Exactly reproduce each record listed below.

__SUPPLIED DATA__
——————

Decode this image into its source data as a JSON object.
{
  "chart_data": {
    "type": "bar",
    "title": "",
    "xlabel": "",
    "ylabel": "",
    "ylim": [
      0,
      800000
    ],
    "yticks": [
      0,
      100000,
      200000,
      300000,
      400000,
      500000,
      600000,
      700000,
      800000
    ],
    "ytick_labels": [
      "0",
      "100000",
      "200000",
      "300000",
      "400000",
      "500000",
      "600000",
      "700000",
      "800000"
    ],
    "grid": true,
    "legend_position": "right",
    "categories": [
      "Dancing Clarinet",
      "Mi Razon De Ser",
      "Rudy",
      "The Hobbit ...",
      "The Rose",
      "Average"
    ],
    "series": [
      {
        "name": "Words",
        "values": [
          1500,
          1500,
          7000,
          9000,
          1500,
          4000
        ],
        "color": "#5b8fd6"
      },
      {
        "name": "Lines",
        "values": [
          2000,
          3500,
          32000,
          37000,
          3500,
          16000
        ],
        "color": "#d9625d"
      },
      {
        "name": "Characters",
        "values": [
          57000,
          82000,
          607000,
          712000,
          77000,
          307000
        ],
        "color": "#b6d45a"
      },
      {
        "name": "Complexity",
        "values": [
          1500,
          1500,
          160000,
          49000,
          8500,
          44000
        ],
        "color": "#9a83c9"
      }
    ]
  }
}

——————

__RESPONSE TO THIS EXERCISE__
Decode this image into its source data as a JSON object.
{
  "chart_data": {
    "type": "bar",
    "title": "",
    "xlabel": "",
    "ylabel": "",
    "ylim": [
      0,
      800000
    ],
    "yticks": [
      0,
      100000,
      200000,
      300000,
      400000,
      500000,
      600000,
      700000,
      800000
    ],
    "ytick_labels": [
      "0",
      "100000",
      "200000",
      "300000",
      "400000",
      "500000",
      "600000",
      "700000",
      "800000"
    ],
    "grid": true,
    "legend_position": "right",
    "categories": [
      "Dancing Clarinet",
      "Mi Razon De Ser",
      "Rudy",
      "The Hobbit ...",
      "The Rose",
      "Average"
    ],
    "series": [
      {
        "name": "Words",
        "values": [
          1500,
          1500,
          7000,
          9000,
          1500,
          4000
        ],
        "color": "#5b8fd6"
      },
      {
        "name": "Lines",
        "values": [
          2000,
          3500,
          32000,
          37000,
          3500,
          16000
        ],
        "color": "#d9625d"
      },
      {
        "name": "Characters",
        "values": [
          57000,
          82000,
          607000,
          712000,
          77000,
          307000
        ],
        "color": "#b6d45a"
      },
      {
        "name": "Complexity",
        "values": [
          1500,
          1500,
          160000,
          49000,
          8500,
          44000
        ],
        "color": "#9a83c9"
      }
    ]
  }
}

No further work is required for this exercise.